[Provided information]

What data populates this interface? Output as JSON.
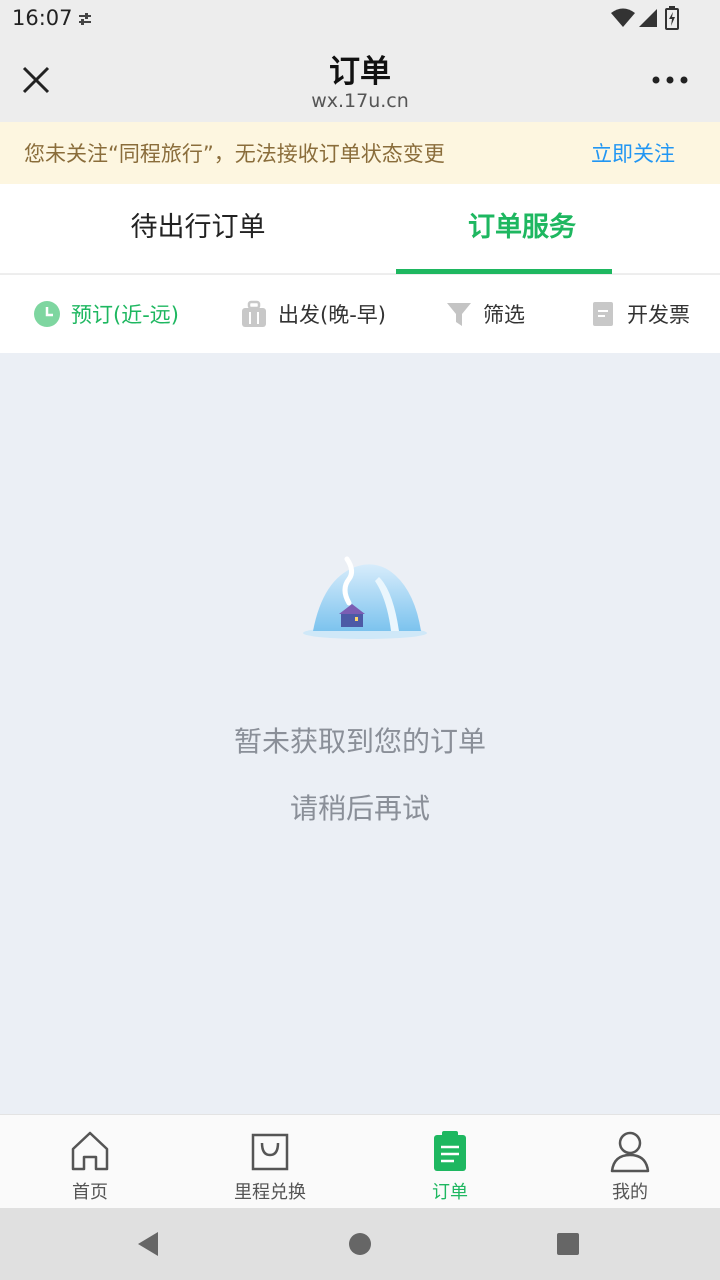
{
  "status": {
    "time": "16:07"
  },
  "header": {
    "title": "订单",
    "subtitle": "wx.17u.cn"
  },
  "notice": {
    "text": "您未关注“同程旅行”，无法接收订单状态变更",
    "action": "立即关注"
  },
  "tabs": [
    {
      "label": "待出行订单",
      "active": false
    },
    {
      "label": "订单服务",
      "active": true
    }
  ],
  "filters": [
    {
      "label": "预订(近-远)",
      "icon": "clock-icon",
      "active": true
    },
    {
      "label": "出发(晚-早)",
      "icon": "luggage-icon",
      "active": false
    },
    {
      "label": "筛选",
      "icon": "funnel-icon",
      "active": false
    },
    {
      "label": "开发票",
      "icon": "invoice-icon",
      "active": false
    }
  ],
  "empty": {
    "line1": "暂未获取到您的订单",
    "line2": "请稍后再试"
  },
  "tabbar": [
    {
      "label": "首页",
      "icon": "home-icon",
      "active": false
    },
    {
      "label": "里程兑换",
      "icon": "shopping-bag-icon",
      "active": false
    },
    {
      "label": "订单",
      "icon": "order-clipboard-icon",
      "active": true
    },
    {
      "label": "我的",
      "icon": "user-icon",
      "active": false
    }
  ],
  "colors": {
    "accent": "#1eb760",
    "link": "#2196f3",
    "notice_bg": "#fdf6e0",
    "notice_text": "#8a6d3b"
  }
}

--

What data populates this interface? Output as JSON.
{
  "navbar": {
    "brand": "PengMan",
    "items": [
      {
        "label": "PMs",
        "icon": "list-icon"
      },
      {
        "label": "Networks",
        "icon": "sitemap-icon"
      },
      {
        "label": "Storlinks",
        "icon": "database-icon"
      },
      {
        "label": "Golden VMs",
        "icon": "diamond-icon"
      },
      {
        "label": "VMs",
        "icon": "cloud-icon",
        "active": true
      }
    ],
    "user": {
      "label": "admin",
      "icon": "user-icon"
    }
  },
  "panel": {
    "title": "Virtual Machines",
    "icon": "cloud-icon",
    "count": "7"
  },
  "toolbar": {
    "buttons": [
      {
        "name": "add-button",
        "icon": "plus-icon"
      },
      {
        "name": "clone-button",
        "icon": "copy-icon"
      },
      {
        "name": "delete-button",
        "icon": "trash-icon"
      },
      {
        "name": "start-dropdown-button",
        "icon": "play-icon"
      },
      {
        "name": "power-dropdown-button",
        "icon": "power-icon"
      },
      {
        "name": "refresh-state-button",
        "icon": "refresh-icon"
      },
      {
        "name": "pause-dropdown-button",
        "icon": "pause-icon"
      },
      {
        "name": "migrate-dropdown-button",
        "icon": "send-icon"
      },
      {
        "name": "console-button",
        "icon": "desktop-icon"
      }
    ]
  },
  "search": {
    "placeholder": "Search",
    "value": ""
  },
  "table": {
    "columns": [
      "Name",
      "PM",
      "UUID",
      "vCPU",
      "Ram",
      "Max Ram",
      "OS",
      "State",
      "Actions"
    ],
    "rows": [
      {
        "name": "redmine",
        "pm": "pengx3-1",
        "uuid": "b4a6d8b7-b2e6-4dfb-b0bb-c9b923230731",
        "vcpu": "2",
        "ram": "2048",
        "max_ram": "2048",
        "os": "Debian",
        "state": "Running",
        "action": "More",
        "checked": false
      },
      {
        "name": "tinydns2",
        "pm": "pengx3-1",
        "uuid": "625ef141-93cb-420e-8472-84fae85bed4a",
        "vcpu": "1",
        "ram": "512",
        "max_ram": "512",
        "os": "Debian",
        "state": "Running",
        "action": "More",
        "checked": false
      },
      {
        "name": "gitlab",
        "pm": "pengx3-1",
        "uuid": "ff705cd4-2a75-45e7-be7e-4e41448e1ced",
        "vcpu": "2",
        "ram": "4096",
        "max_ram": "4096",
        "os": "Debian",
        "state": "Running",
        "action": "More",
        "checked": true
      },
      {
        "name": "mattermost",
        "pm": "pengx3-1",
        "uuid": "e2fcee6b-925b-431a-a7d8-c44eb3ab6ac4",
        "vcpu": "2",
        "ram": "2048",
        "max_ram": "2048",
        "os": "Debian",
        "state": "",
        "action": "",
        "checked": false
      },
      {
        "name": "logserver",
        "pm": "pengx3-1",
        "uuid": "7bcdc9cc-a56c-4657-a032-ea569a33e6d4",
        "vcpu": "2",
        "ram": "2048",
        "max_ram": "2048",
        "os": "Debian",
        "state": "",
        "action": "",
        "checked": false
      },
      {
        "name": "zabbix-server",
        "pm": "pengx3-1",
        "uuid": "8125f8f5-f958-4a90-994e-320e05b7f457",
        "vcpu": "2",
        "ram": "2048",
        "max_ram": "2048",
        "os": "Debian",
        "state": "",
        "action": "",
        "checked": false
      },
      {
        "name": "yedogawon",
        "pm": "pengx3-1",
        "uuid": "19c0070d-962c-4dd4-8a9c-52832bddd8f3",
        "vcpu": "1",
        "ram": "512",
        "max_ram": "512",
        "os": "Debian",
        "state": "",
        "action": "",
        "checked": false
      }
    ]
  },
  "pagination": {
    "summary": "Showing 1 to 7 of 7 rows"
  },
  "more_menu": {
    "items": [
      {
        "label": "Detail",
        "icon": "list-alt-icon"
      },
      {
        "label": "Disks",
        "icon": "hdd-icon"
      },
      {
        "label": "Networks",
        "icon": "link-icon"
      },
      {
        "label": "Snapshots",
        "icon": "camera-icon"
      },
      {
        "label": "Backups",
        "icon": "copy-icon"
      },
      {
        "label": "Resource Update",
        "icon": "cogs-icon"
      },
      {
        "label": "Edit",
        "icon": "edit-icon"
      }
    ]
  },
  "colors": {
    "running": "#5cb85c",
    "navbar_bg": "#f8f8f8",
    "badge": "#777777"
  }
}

==

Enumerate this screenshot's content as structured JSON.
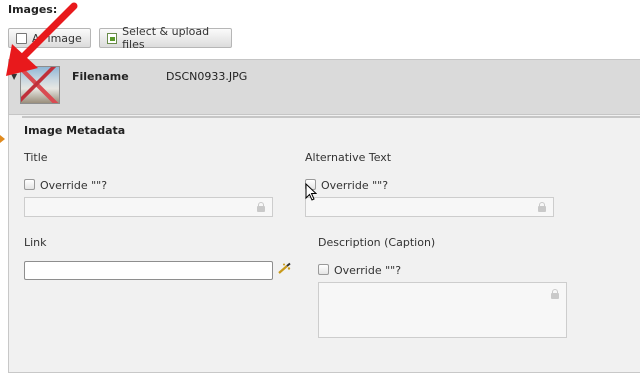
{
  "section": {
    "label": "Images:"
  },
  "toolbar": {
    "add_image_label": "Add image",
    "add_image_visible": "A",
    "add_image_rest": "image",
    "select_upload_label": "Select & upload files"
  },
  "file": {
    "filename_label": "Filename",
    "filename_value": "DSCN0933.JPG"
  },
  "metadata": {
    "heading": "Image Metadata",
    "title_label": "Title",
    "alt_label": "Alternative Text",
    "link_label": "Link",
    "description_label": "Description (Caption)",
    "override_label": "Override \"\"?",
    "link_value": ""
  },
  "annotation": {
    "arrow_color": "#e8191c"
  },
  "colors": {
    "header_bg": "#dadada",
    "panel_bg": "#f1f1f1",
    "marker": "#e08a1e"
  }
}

[Stated goal] Identify each line containing the string "pause" and copy it out.

[The solution]
        "name": "pause-dropdown-button",
        "icon": "pause-icon"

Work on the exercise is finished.